## Exercise requirements:
Scan the following material for the string "以实际行动为国家作出贡献等" and copy each line in which it appears.

## Records provided:
——————————
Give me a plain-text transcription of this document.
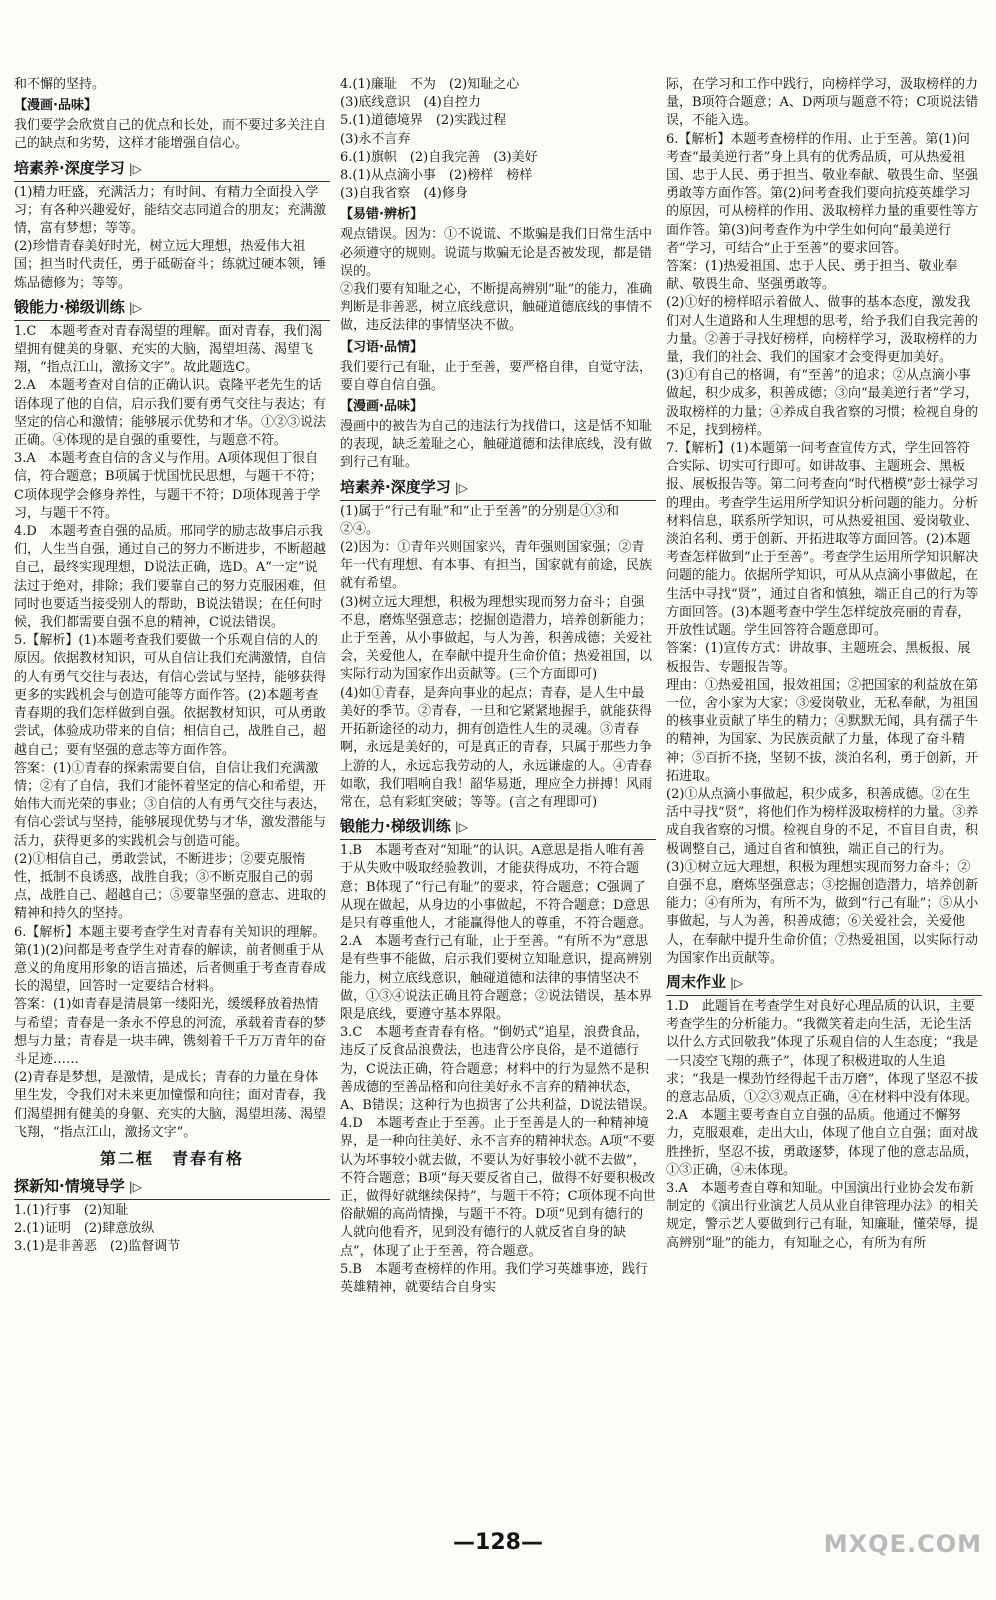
和不懈的坚持。

【漫画·品味】

我们要学会欣赏自己的优点和长处，而不要过多关注自己的缺点和劣势，这样才能增强自信心。

培素养·深度学习 |▷

(1)精力旺盛，充满活力；有时间、有精力全面投入学习；有各种兴趣爱好，能结交志同道合的朋友；充满激情，富有梦想；等等。

(2)珍惜青春美好时光，树立远大理想，热爱伟大祖国；担当时代责任，勇于砥砺奋斗；练就过硬本领，锤炼品德修为；等等。

锻能力·梯级训练 |▷

1.C　本题考查对青春渴望的理解。面对青春，我们渴望拥有健美的身躯、充实的大脑，渴望坦荡、渴望飞翔，“指点江山，激扬文字”。故此题选C。

2.A　本题考查对自信的正确认识。袁隆平老先生的话语体现了他的自信，启示我们要有勇气交往与表达；有坚定的信心和激情；能够展示优势和才华。①②③说法正确。④体现的是自强的重要性，与题意不符。

3.A　本题考查自信的含义与作用。A项体现但丁很自信，符合题意；B项属于忧国忧民思想，与题干不符；C项体现学会修身养性，与题干不符；D项体现善于学习，与题干不符。

4.D　本题考查自强的品质。邢同学的励志故事启示我们，人生当自强，通过自己的努力不断进步，不断超越自己，最终实现理想，D说法正确，选D。A“一定”说法过于绝对，排除；我们要靠自己的努力克服困难，但同时也要适当接受别人的帮助，B说法错误；在任何时候，我们都需要自强不息的精神，C说法错误。

5.【解析】(1)本题考查我们要做一个乐观自信的人的原因。依据教材知识，可从自信让我们充满激情，自信的人有勇气交往与表达，有信心尝试与坚持，能够获得更多的实践机会与创造可能等方面作答。(2)本题考查青春期的我们怎样做到自强。依据教材知识，可从勇敢尝试，体验成功带来的自信；相信自己，战胜自己，超越自己；要有坚强的意志等方面作答。

答案：(1)①青春的探索需要自信，自信让我们充满激情；②有了自信，我们才能怀着坚定的信心和希望，开始伟大而光荣的事业；③自信的人有勇气交往与表达，有信心尝试与坚持，能够展现优势与才华，激发潜能与活力，获得更多的实践机会与创造可能。

(2)①相信自己，勇敢尝试，不断进步；②要克服惰性，抵制不良诱惑，战胜自我；③不断克服自己的弱点，战胜自己、超越自己；⑤要靠坚强的意志、进取的精神和持久的坚持。

6.【解析】本题主要考查学生对青春有关知识的理解。第(1)(2)问都是考查学生对青春的解读，前者侧重于从意义的角度用形象的语言描述，后者侧重于考查青春成长的渴望，回答时一定要结合材料。

答案：(1)如青春是清晨第一缕阳光，缓缓释放着热情与希望；青春是一条永不停息的河流，承载着青春的梦想与力量；青春是一块丰碑，镌刻着千千万万青年的奋斗足迹……

(2)青春是梦想，是激情，是成长；青春的力量在身体里生发，令我们对未来更加憧憬和向往；面对青春，我们渴望拥有健美的身躯、充实的大脑，渴望坦荡、渴望飞翔，“指点江山，激扬文字”。

第二框　青春有格
探新知·情境导学 |▷

1.(1)行事　(2)知耻

2.(1)证明　(2)肆意放纵

3.(1)是非善恶　(2)监督调节

4.(1)廉耻　不为　(2)知耻之心

(3)底线意识　(4)自控力

5.(1)道德境界　(2)实践过程

(3)永不言弃

6.(1)旗帜　(2)自我完善　(3)美好

8.(1)从点滴小事　(2)榜样　榜样

(3)自我省察　(4)修身

【易错·辨析】

观点错误。因为：①不说谎、不欺骗是我们日常生活中必须遵守的规则。说谎与欺骗无论是否被发现，都是错误的。

②我们要有知耻之心，不断提高辨别“耻”的能力，准确判断是非善恶，树立底线意识，触碰道德底线的事情不做，违反法律的事情坚决不做。

【习语·品情】

我们要行己有耻，止于至善，要严格自律，自觉守法，要自尊自信自强。

【漫画·品味】

漫画中的被告为自己的违法行为找借口，这是恬不知耻的表现，缺乏羞耻之心，触碰道德和法律底线，没有做到行己有耻。

培素养·深度学习 |▷

(1)属于“行己有耻”和“止于至善”的分别是①③和②④。

(2)因为：①青年兴则国家兴，青年强则国家强；②青年一代有理想、有本事、有担当，国家就有前途，民族就有希望。

(3)树立远大理想，积极为理想实现而努力奋斗；自强不息，磨炼坚强意志；挖掘创造潜力，培养创新能力；止于至善，从小事做起，与人为善，积善成德；关爱社会，关爱他人，在奉献中提升生命价值；热爱祖国，以实际行动为国家作出贡献等。(三个方面即可)

(4)如①青春，是奔向事业的起点；青春，是人生中最美好的季节。②青春，一旦和它紧紧地握手，就能获得开拓新途径的动力，拥有创造性人生的灵魂。③青春啊，永远是美好的，可是真正的青春，只属于那些力争上游的人，永远忘我劳动的人，永远谦虚的人。④青春如歌，我们唱响自我！韶华易逝，理应全力拼搏！风雨常在，总有彩虹突破；等等。(言之有理即可)

锻能力·梯级训练 |▷

1.B　本题考查对“知耻”的认识。A意思是指人唯有善于从失败中吸取经验教训，才能获得成功，不符合题意；B体现了“行己有耻”的要求，符合题意；C强调了从现在做起，从身边的小事做起，不符合题意；D意思是只有尊重他人，才能赢得他人的尊重，不符合题意。

2.A　本题考查行己有耻，止于至善。“有所不为”意思是有些事不能做，启示我们要树立知耻意识，提高辨别能力，树立底线意识，触碰道德和法律的事情坚决不做，①③④说法正确且符合题意；②说法错误，基本界限是底线，要遵守基本界限。

3.C　本题考查青春有格。“倒奶式”追星，浪费食品，违反了反食品浪费法，也违背公序良俗，是不道德行为，C说法正确，符合题意；材料中的行为显然不是积善成德的至善品格和向往美好永不言弃的精神状态，A、B错误；这种行为也损害了公共利益，D说法错误。

4.D　本题考查止于至善。止于至善是人的一种精神境界，是一种向往美好、永不言弃的精神状态。A项“不要认为坏事较小就去做，不要认为好事较小就不去做”，不符合题意；B项“每天要反省自己，做得不好要积极改正，做得好就继续保持”，与题干不符；C项体现不向世俗献媚的高尚情操，与题干不符。D项“见到有德行的人就向他看齐，见到没有德行的人就反省自身的缺点”，体现了止于至善，符合题意。

5.B　本题考查榜样的作用。我们学习英雄事迹，践行英雄精神，就要结合自身实

际，在学习和工作中践行，向榜样学习，汲取榜样的力量，B项符合题意；A、D两项与题意不符；C项说法错误，不能入选。

6.【解析】本题考查榜样的作用、止于至善。第(1)问考查“最美逆行者”身上具有的优秀品质，可从热爱祖国、忠于人民、勇于担当、敬业奉献、敬畏生命、坚强勇敢等方面作答。第(2)问考查我们要向抗疫英雄学习的原因，可从榜样的作用、汲取榜样力量的重要性等方面作答。第(3)问考查作为中学生如何向“最美逆行者”学习，可结合“止于至善”的要求回答。

答案：(1)热爱祖国、忠于人民、勇于担当、敬业奉献、敬畏生命、坚强勇敢等。

(2)①好的榜样昭示着做人、做事的基本态度，激发我们对人生道路和人生理想的思考，给予我们自我完善的力量。②善于寻找好榜样，向榜样学习，汲取榜样的力量，我们的社会、我们的国家才会变得更加美好。

(3)①有自己的格调，有“至善”的追求；②从点滴小事做起，积少成多，积善成德；③向“最美逆行者”学习，汲取榜样的力量；④养成自我省察的习惯；检视自身的不足，找到榜样。

7.【解析】(1)本题第一问考查宣传方式，学生回答符合实际、切实可行即可。如讲故事、主题班会、黑板报、展板报告等。第二问考查向“时代楷模”彭士禄学习的理由。考查学生运用所学知识分析问题的能力。分析材料信息，联系所学知识，可从热爱祖国、爱岗敬业、淡泊名利、勇于创新、开拓进取等方面回答。(2)本题考查怎样做到“止于至善”。考查学生运用所学知识解决问题的能力。依据所学知识，可从从点滴小事做起，在生活中寻找“贤”，通过自省和慎独，端正自己的行为等方面回答。(3)本题考查中学生怎样绽放亮丽的青春，开放性试题。学生回答符合题意即可。

答案：(1)宣传方式：讲故事、主题班会、黑板报、展板报告、专题报告等。

理由：①热爱祖国，报效祖国；②把国家的利益放在第一位，舍小家为大家；③爱岗敬业，无私奉献，为祖国的核事业贡献了毕生的精力；④默默无闻，具有孺子牛的精神，为国家、为民族贡献了力量，体现了奋斗精神；⑤百折不挠，坚韧不拔，淡泊名利，勇于创新，开拓进取。

(2)①从点滴小事做起，积少成多，积善成德。②在生活中寻找“贤”，将他们作为榜样汲取榜样的力量。③养成自我省察的习惯。检视自身的不足，不盲目自责，积极调整自己，通过自省和慎独，端正自己的行为。

(3)①树立远大理想，积极为理想实现而努力奋斗；②自强不息，磨炼坚强意志；③挖掘创造潜力，培养创新能力；④有所为，有所不为，做到“行己有耻”；⑤从小事做起，与人为善，积善成德；⑥关爱社会，关爱他人，在奉献中提升生命价值；⑦热爱祖国，以实际行动为国家作出贡献等。

周末作业 |▷

1.D　此题旨在考查学生对良好心理品质的认识，主要考查学生的分析能力。“我微笑着走向生活，无论生活以什么方式回敬我”体现了乐观自信的人生态度；“我是一只凌空飞翔的燕子”，体现了积极进取的人生追求；“我是一棵劲竹经得起千击万磨”，体现了坚忍不拔的意志品质，①②③观点正确，④在材料中没有体现。

2.A　本题主要考查自立自强的品质。他通过不懈努力，克服艰难，走出大山，体现了他自立自强；面对战胜挫折，坚忍不拔，勇敢逐梦，体现了他的意志品质，①③正确，④未体现。

3.A　本题考查自尊和知耻。中国演出行业协会发布新制定的《演出行业演艺人员从业自律管理办法》的相关规定，警示艺人要做到行己有耻，知廉耻，懂荣辱，提高辨别“耻”的能力，有知耻之心，有所为有所

—128—	MXQE.COM
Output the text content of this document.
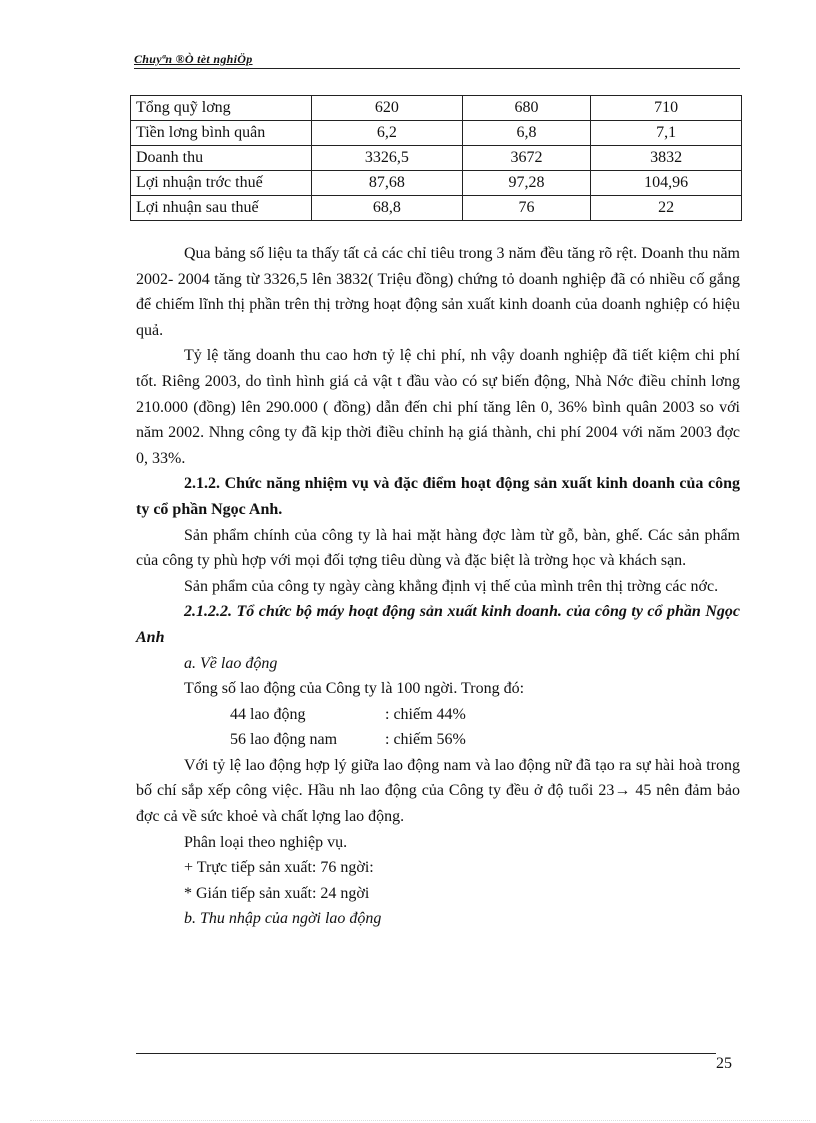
Chuyªn ®Ò tèt nghiÖp
Tổng quỹ lơng	620	680	710
Tiền lơng bình quân	6,2	6,8	7,1
Doanh thu	3326,5	3672	3832
Lợi nhuận trớc thuế	87,68	97,28	104,96
Lợi nhuận sau thuế	68,8	76	22

Qua bảng số liệu ta thấy tất cả các chỉ tiêu trong 3 năm đều tăng rõ rệt. Doanh thu năm 2002- 2004 tăng từ 3326,5 lên 3832( Triệu đồng) chứng tỏ doanh nghiệp đã có nhiều cố gắng để chiếm lĩnh thị phần trên thị trờng hoạt động sản xuất kinh doanh của doanh nghiệp có hiệu quả.

Tỷ lệ tăng doanh thu cao hơn tỷ lệ chi phí, nh vậy doanh nghiệp đã tiết kiệm chi phí tốt. Riêng 2003, do tình hình giá cả vật t đầu vào có sự biến động, Nhà Nớc điều chỉnh lơng 210.000 (đồng) lên 290.000 ( đồng) dẫn đến chi phí tăng lên 0, 36% bình quân 2003 so với năm 2002. Nhng công ty đã kịp thời điều chỉnh hạ giá thành, chi phí 2004 với năm 2003 đợc 0, 33%.

2.1.2. Chức năng nhiệm vụ và đặc điểm hoạt động sản xuất kinh doanh của công ty cổ phần Ngọc Anh.

Sản phẩm chính của công ty là hai mặt hàng đợc làm từ gỗ, bàn, ghế. Các sản phẩm của công ty phù hợp với mọi đối tợng tiêu dùng và đặc biệt là trờng học và khách sạn.

Sản phẩm của công ty ngày càng khẳng định vị thế của mình trên thị trờng các nớc.

2.1.2.2. Tổ chức bộ máy hoạt động sản xuất kinh doanh. của công ty cổ phần Ngọc Anh

a. Về lao động

Tổng số lao động của Công ty là 100 ngời. Trong đó:

44 lao động	: chiếm 44%

56 lao động nam	: chiếm 56%

Với tỷ lệ lao động hợp lý giữa lao động nam và lao động nữ đã tạo ra sự hài hoà trong bố chí sắp xếp công việc. Hầu nh lao động của Công ty đều ở độ tuổi 23→ 45 nên đảm bảo đợc cả về sức khoẻ và chất lợng lao động.

Phân loại theo nghiệp vụ.

+ Trực tiếp sản xuất: 76 ngời:

* Gián tiếp sản xuất: 24 ngời

b. Thu nhập của ngời lao động

25
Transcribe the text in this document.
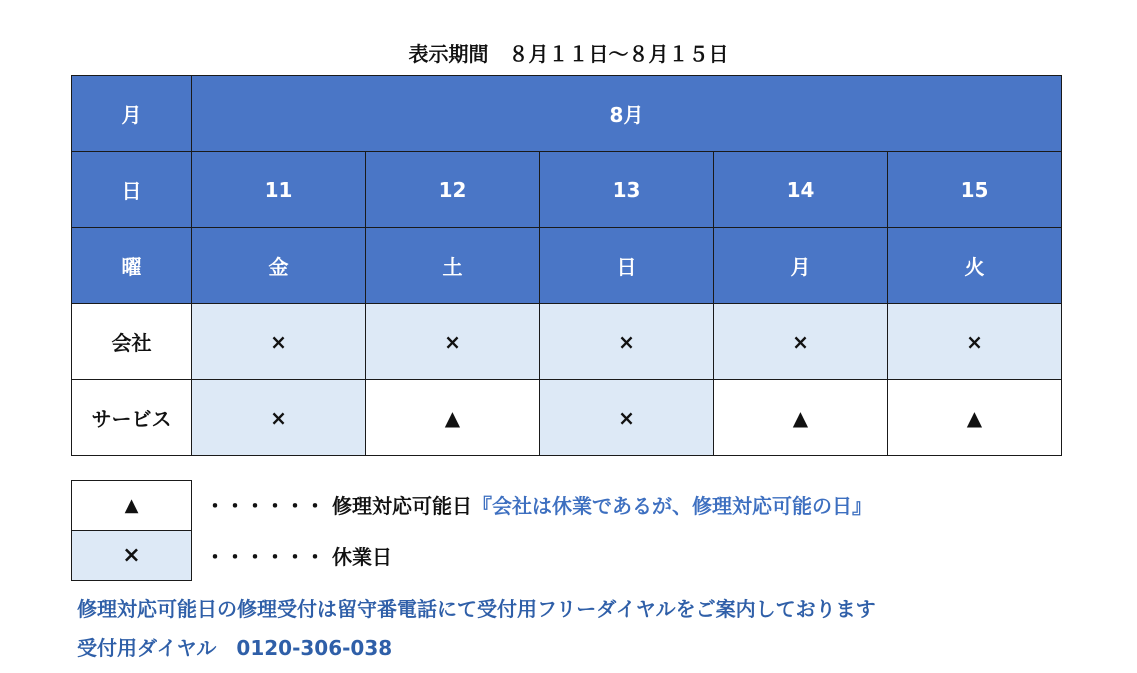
表示期間　８月１１日〜８月１５日
月	8月				
日	11	12	13	14	15
曜	金	土	日	月	火
会社	×	×	×	×	×
サービス	×	▲	×	▲	▲
▲	・・・・・・ 修理対応可能日『会社は休業であるが、修理対応可能の日』
×	・・・・・・ 休業日
修理対応可能日の修理受付は留守番電話にて受付用フリーダイヤルをご案内しております
受付用ダイヤル　0120-306-038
——————————
## The answer:
(3)树立远大理想，积极为理想实现而努力奋斗；自强不息，磨炼坚强意志；挖掘创造潜力，培养创新能力；止于至善，从小事做起，与人为善，积善成德；关爱社会，关爱他人，在奉献中提升生命价值；热爱祖国，以实际行动为国家作出贡献等。(三个方面即可)
(3)①树立远大理想，积极为理想实现而努力奋斗；②自强不息，磨炼坚强意志；③挖掘创造潜力，培养创新能力；④有所为，有所不为，做到“行己有耻”；⑤从小事做起，与人为善，积善成德；⑥关爱社会，关爱他人，在奉献中提升生命价值；⑦热爱祖国，以实际行动为国家作出贡献等。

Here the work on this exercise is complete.